Short exercise: Return the full listing exactly as it is written.

Records for the task:
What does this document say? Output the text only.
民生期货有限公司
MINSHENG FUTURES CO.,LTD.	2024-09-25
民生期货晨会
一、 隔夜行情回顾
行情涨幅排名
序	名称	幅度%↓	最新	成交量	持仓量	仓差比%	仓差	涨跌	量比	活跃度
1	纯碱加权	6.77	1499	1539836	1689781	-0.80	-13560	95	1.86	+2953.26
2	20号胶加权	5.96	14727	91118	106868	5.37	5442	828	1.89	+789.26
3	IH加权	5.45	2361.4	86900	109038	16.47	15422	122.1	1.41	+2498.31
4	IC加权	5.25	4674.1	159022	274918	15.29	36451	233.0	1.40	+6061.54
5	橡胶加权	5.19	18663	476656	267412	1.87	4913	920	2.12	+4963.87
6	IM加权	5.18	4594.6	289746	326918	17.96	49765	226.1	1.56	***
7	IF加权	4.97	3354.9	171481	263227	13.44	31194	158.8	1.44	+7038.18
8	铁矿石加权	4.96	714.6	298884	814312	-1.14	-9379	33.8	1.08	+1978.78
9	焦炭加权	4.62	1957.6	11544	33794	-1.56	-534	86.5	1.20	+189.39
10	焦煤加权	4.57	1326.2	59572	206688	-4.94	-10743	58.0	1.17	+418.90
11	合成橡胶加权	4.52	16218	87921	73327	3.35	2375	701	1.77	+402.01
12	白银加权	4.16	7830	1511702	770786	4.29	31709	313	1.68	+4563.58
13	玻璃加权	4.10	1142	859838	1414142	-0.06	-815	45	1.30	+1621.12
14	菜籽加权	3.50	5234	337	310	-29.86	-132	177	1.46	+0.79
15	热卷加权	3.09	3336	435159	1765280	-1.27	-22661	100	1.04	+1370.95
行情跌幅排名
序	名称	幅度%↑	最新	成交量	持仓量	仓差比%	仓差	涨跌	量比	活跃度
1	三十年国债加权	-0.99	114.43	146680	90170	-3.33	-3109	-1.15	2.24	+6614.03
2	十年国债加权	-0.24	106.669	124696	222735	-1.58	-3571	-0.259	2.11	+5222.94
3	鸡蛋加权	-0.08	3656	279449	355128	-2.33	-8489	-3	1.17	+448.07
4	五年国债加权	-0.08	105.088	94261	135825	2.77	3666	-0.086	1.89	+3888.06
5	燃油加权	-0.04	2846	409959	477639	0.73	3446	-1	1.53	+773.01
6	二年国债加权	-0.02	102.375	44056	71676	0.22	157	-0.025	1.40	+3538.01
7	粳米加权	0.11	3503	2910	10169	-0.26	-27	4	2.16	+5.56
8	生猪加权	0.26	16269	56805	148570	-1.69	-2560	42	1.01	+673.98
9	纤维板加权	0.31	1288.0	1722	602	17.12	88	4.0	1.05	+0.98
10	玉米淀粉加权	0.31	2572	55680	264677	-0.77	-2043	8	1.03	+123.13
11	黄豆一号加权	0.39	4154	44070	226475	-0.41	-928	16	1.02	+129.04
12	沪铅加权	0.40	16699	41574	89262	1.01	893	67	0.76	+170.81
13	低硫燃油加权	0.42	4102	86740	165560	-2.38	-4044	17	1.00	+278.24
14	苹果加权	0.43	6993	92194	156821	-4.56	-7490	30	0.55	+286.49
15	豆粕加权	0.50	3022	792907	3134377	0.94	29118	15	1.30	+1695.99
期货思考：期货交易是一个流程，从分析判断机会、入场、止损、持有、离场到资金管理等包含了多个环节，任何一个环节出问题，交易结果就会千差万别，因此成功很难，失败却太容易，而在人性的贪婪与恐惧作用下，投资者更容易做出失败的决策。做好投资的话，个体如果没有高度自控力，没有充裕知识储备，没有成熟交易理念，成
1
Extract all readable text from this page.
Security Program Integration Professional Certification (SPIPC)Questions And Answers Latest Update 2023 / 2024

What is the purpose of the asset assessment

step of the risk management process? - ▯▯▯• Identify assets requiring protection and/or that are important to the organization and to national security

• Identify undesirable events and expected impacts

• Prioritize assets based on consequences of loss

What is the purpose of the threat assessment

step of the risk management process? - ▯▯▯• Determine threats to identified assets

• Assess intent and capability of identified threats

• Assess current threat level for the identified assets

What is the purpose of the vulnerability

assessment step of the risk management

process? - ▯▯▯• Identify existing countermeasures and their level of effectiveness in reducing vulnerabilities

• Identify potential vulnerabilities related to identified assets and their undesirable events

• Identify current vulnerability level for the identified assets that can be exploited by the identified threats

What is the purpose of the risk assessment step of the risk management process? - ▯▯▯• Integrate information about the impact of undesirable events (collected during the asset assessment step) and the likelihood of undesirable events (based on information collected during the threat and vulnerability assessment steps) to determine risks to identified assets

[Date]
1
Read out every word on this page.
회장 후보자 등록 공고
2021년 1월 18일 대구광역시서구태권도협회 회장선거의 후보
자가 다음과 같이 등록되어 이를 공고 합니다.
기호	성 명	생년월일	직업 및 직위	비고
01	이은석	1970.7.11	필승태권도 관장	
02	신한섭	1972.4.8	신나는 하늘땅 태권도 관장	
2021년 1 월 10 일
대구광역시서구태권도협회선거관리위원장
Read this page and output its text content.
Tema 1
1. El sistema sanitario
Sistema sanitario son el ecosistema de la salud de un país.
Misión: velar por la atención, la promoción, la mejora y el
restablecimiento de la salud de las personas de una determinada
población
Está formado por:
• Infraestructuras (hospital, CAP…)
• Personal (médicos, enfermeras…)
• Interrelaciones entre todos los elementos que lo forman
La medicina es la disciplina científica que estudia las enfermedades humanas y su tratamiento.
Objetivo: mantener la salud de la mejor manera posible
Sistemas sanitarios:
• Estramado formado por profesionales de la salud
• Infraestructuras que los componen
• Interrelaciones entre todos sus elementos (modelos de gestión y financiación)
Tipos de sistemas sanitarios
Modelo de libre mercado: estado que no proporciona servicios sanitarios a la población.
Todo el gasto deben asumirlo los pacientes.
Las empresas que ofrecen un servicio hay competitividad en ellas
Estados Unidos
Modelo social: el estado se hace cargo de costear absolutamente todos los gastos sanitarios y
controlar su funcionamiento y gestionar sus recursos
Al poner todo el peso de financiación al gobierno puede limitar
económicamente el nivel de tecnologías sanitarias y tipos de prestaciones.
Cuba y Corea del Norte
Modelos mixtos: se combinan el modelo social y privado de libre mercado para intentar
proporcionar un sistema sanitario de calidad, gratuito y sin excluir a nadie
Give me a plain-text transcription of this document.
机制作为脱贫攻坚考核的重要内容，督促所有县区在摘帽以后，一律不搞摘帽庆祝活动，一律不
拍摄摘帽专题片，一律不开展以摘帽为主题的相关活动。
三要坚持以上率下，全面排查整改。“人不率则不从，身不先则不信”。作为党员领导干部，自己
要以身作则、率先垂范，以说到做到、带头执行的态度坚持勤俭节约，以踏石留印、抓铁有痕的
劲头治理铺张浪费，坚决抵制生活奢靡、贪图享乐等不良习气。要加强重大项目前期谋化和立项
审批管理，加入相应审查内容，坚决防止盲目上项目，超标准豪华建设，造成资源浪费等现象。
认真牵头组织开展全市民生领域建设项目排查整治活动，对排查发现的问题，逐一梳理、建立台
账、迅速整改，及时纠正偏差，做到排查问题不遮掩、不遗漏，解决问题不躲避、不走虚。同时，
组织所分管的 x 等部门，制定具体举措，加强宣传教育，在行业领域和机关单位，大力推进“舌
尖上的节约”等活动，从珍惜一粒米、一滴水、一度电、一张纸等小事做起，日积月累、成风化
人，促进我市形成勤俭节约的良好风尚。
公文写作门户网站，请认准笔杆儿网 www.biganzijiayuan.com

Response below:
What does this document say? Output the text only.
民生期货有限公司
MINSHENG FUTURES CO.,LTD.	2024-09-25
民生期货晨会
一、 隔夜行情回顾
行情涨幅排名
序	名称	幅度%↓	最新	成交量	持仓量	仓差比%	仓差	涨跌	量比	活跃度
1	纯碱加权	6.77	1499	1539836	1689781	-0.80	-13560	95	1.86	+2953.26
2	20号胶加权	5.96	14727	91118	106868	5.37	5442	828	1.89	+789.26
3	IH加权	5.45	2361.4	86900	109038	16.47	15422	122.1	1.41	+2498.31
4	IC加权	5.25	4674.1	159022	274918	15.29	36451	233.0	1.40	+6061.54
5	橡胶加权	5.19	18663	476656	267412	1.87	4913	920	2.12	+4963.87
6	IM加权	5.18	4594.6	289746	326918	17.96	49765	226.1	1.56	***
7	IF加权	4.97	3354.9	171481	263227	13.44	31194	158.8	1.44	+7038.18
8	铁矿石加权	4.96	714.6	298884	814312	-1.14	-9379	33.8	1.08	+1978.78
9	焦炭加权	4.62	1957.6	11544	33794	-1.56	-534	86.5	1.20	+189.39
10	焦煤加权	4.57	1326.2	59572	206688	-4.94	-10743	58.0	1.17	+418.90
11	合成橡胶加权	4.52	16218	87921	73327	3.35	2375	701	1.77	+402.01
12	白银加权	4.16	7830	1511702	770786	4.29	31709	313	1.68	+4563.58
13	玻璃加权	4.10	1142	859838	1414142	-0.06	-815	45	1.30	+1621.12
14	菜籽加权	3.50	5234	337	310	-29.86	-132	177	1.46	+0.79
15	热卷加权	3.09	3336	435159	1765280	-1.27	-22661	100	1.04	+1370.95
行情跌幅排名
序	名称	幅度%↑	最新	成交量	持仓量	仓差比%	仓差	涨跌	量比	活跃度
1	三十年国债加权	-0.99	114.43	146680	90170	-3.33	-3109	-1.15	2.24	+6614.03
2	十年国债加权	-0.24	106.669	124696	222735	-1.58	-3571	-0.259	2.11	+5222.94
3	鸡蛋加权	-0.08	3656	279449	355128	-2.33	-8489	-3	1.17	+448.07
4	五年国债加权	-0.08	105.088	94261	135825	2.77	3666	-0.086	1.89	+3888.06
5	燃油加权	-0.04	2846	409959	477639	0.73	3446	-1	1.53	+773.01
6	二年国债加权	-0.02	102.375	44056	71676	0.22	157	-0.025	1.40	+3538.01
7	粳米加权	0.11	3503	2910	10169	-0.26	-27	4	2.16	+5.56
8	生猪加权	0.26	16269	56805	148570	-1.69	-2560	42	1.01	+673.98
9	纤维板加权	0.31	1288.0	1722	602	17.12	88	4.0	1.05	+0.98
10	玉米淀粉加权	0.31	2572	55680	264677	-0.77	-2043	8	1.03	+123.13
11	黄豆一号加权	0.39	4154	44070	226475	-0.41	-928	16	1.02	+129.04
12	沪铅加权	0.40	16699	41574	89262	1.01	893	67	0.76	+170.81
13	低硫燃油加权	0.42	4102	86740	165560	-2.38	-4044	17	1.00	+278.24
14	苹果加权	0.43	6993	92194	156821	-4.56	-7490	30	0.55	+286.49
15	豆粕加权	0.50	3022	792907	3134377	0.94	29118	15	1.30	+1695.99
期货思考：期货交易是一个流程，从分析判断机会、入场、止损、持有、离场到资金管理等包含了多个环节，任何一个环节出问题，交易结果就会千差万别，因此成功很难，失败却太容易，而在人性的贪婪与恐惧作用下，投资者更容易做出失败的决策。做好投资的话，个体如果没有高度自控力，没有充裕知识储备，没有成熟交易理念，成
1
Extract all readable text from this page.
Security Program Integration Professional Certification (SPIPC)Questions And Answers Latest Update 2023 / 2024

What is the purpose of the asset assessment

step of the risk management process? - ▯▯▯• Identify assets requiring protection and/or that are important to the organization and to national security

• Identify undesirable events and expected impacts

• Prioritize assets based on consequences of loss

What is the purpose of the threat assessment

step of the risk management process? - ▯▯▯• Determine threats to identified assets

• Assess intent and capability of identified threats

• Assess current threat level for the identified assets

What is the purpose of the vulnerability

assessment step of the risk management

process? - ▯▯▯• Identify existing countermeasures and their level of effectiveness in reducing vulnerabilities

• Identify potential vulnerabilities related to identified assets and their undesirable events

• Identify current vulnerability level for the identified assets that can be exploited by the identified threats

What is the purpose of the risk assessment step of the risk management process? - ▯▯▯• Integrate information about the impact of undesirable events (collected during the asset assessment step) and the likelihood of undesirable events (based on information collected during the threat and vulnerability assessment steps) to determine risks to identified assets

[Date]
1
Read out every word on this page.
회장 후보자 등록 공고
2021년 1월 18일 대구광역시서구태권도협회 회장선거의 후보
자가 다음과 같이 등록되어 이를 공고 합니다.
기호	성 명	생년월일	직업 및 직위	비고
01	이은석	1970.7.11	필승태권도 관장	
02	신한섭	1972.4.8	신나는 하늘땅 태권도 관장	
2021년 1 월 10 일
대구광역시서구태권도협회선거관리위원장
Read this page and output its text content.
Tema 1
1. El sistema sanitario
Sistema sanitario son el ecosistema de la salud de un país.
Misión: velar por la atención, la promoción, la mejora y el
restablecimiento de la salud de las personas de una determinada
población
Está formado por:
• Infraestructuras (hospital, CAP…)
• Personal (médicos, enfermeras…)
• Interrelaciones entre todos los elementos que lo forman
La medicina es la disciplina científica que estudia las enfermedades humanas y su tratamiento.
Objetivo: mantener la salud de la mejor manera posible
Sistemas sanitarios:
• Estramado formado por profesionales de la salud
• Infraestructuras que los componen
• Interrelaciones entre todos sus elementos (modelos de gestión y financiación)
Tipos de sistemas sanitarios
Modelo de libre mercado: estado que no proporciona servicios sanitarios a la población.
Todo el gasto deben asumirlo los pacientes.
Las empresas que ofrecen un servicio hay competitividad en ellas
Estados Unidos
Modelo social: el estado se hace cargo de costear absolutamente todos los gastos sanitarios y
controlar su funcionamiento y gestionar sus recursos
Al poner todo el peso de financiación al gobierno puede limitar
económicamente el nivel de tecnologías sanitarias y tipos de prestaciones.
Cuba y Corea del Norte
Modelos mixtos: se combinan el modelo social y privado de libre mercado para intentar
proporcionar un sistema sanitario de calidad, gratuito y sin excluir a nadie
Give me a plain-text transcription of this document.
机制作为脱贫攻坚考核的重要内容，督促所有县区在摘帽以后，一律不搞摘帽庆祝活动，一律不
拍摄摘帽专题片，一律不开展以摘帽为主题的相关活动。
三要坚持以上率下，全面排查整改。“人不率则不从，身不先则不信”。作为党员领导干部，自己
要以身作则、率先垂范，以说到做到、带头执行的态度坚持勤俭节约，以踏石留印、抓铁有痕的
劲头治理铺张浪费，坚决抵制生活奢靡、贪图享乐等不良习气。要加强重大项目前期谋化和立项
审批管理，加入相应审查内容，坚决防止盲目上项目，超标准豪华建设，造成资源浪费等现象。
认真牵头组织开展全市民生领域建设项目排查整治活动，对排查发现的问题，逐一梳理、建立台
账、迅速整改，及时纠正偏差，做到排查问题不遮掩、不遗漏，解决问题不躲避、不走虚。同时，
组织所分管的 x 等部门，制定具体举措，加强宣传教育，在行业领域和机关单位，大力推进“舌
尖上的节约”等活动，从珍惜一粒米、一滴水、一度电、一张纸等小事做起，日积月累、成风化
人，促进我市形成勤俭节约的良好风尚。
公文写作门户网站，请认准笔杆儿网 www.biganzijiayuan.com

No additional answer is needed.